(Goal of the exercise):
Return the complete listing that follows, with each line reproduced exactly.

(Data supplied):
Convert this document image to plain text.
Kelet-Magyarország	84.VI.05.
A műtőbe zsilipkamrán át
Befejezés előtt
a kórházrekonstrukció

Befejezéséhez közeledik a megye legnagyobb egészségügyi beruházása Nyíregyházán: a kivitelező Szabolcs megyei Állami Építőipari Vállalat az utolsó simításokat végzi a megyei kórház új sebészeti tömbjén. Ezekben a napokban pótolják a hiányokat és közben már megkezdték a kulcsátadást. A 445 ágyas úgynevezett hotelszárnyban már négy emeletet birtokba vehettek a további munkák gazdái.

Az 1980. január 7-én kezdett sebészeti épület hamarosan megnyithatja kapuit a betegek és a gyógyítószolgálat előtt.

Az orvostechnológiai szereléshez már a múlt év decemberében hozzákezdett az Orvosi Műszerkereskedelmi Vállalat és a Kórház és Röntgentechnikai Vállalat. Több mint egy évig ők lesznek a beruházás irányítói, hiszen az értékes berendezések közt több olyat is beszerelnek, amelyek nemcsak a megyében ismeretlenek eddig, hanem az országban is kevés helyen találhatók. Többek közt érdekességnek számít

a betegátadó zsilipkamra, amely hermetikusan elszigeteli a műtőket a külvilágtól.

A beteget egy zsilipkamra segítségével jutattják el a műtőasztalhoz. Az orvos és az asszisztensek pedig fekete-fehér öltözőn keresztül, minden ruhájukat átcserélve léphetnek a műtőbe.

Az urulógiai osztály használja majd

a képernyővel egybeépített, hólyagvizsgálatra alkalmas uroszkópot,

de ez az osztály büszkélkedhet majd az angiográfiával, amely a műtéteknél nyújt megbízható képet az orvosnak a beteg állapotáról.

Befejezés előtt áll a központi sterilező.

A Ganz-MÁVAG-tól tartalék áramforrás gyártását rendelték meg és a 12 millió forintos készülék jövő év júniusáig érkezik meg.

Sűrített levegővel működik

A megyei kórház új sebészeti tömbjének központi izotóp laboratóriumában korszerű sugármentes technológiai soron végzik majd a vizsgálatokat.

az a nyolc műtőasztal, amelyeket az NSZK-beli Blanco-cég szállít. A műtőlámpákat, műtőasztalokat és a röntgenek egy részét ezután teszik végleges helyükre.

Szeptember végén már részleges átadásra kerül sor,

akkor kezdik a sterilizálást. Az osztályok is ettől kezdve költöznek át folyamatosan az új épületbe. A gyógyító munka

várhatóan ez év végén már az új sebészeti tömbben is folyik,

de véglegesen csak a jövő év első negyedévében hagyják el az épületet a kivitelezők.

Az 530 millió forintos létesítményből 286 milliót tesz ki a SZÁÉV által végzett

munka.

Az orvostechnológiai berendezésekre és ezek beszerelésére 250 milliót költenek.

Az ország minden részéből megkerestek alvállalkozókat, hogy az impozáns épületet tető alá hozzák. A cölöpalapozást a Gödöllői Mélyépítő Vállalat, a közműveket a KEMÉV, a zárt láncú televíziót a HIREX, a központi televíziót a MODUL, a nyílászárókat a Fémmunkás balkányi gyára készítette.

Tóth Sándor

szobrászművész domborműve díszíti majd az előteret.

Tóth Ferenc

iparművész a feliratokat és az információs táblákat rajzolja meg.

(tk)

(Task solution):
Convert this document image to plain text.
Kelet-Magyarország	84.VI.05.
A műtőbe zsilipkamrán át
Befejezés előtt
a kórházrekonstrukció

Befejezéséhez közeledik a megye legnagyobb egészségügyi beruházása Nyíregyházán: a kivitelező Szabolcs megyei Állami Építőipari Vállalat az utolsó simításokat végzi a megyei kórház új sebészeti tömbjén. Ezekben a napokban pótolják a hiányokat és közben már megkezdték a kulcsátadást. A 445 ágyas úgynevezett hotelszárnyban már négy emeletet birtokba vehettek a további munkák gazdái.

Az 1980. január 7-én kezdett sebészeti épület hamarosan megnyithatja kapuit a betegek és a gyógyítószolgálat előtt.

Az orvostechnológiai szereléshez már a múlt év decemberében hozzákezdett az Orvosi Műszerkereskedelmi Vállalat és a Kórház és Röntgentechnikai Vállalat. Több mint egy évig ők lesznek a beruházás irányítói, hiszen az értékes berendezések közt több olyat is beszerelnek, amelyek nemcsak a megyében ismeretlenek eddig, hanem az országban is kevés helyen találhatók. Többek közt érdekességnek számít

a betegátadó zsilipkamra, amely hermetikusan elszigeteli a műtőket a külvilágtól.

A beteget egy zsilipkamra segítségével jutattják el a műtőasztalhoz. Az orvos és az asszisztensek pedig fekete-fehér öltözőn keresztül, minden ruhájukat átcserélve léphetnek a műtőbe.

Az urulógiai osztály használja majd

a képernyővel egybeépített, hólyagvizsgálatra alkalmas uroszkópot,

de ez az osztály büszkélkedhet majd az angiográfiával, amely a műtéteknél nyújt megbízható képet az orvosnak a beteg állapotáról.

Befejezés előtt áll a központi sterilező.

A Ganz-MÁVAG-tól tartalék áramforrás gyártását rendelték meg és a 12 millió forintos készülék jövő év júniusáig érkezik meg.

Sűrített levegővel működik

A megyei kórház új sebészeti tömbjének központi izotóp laboratóriumában korszerű sugármentes technológiai soron végzik majd a vizsgálatokat.

az a nyolc műtőasztal, amelyeket az NSZK-beli Blanco-cég szállít. A műtőlámpákat, műtőasztalokat és a röntgenek egy részét ezután teszik végleges helyükre.

Szeptember végén már részleges átadásra kerül sor,

akkor kezdik a sterilizálást. Az osztályok is ettől kezdve költöznek át folyamatosan az új épületbe. A gyógyító munka

várhatóan ez év végén már az új sebészeti tömbben is folyik,

de véglegesen csak a jövő év első negyedévében hagyják el az épületet a kivitelezők.

Az 530 millió forintos létesítményből 286 milliót tesz ki a SZÁÉV által végzett

munka.

Az orvostechnológiai berendezésekre és ezek beszerelésére 250 milliót költenek.

Az ország minden részéből megkerestek alvállalkozókat, hogy az impozáns épületet tető alá hozzák. A cölöpalapozást a Gödöllői Mélyépítő Vállalat, a közműveket a KEMÉV, a zárt láncú televíziót a HIREX, a központi televíziót a MODUL, a nyílászárókat a Fémmunkás balkányi gyára készítette.

Tóth Sándor

szobrászművész domborműve díszíti majd az előteret.

Tóth Ferenc

iparművész a feliratokat és az információs táblákat rajzolja meg.

(tk)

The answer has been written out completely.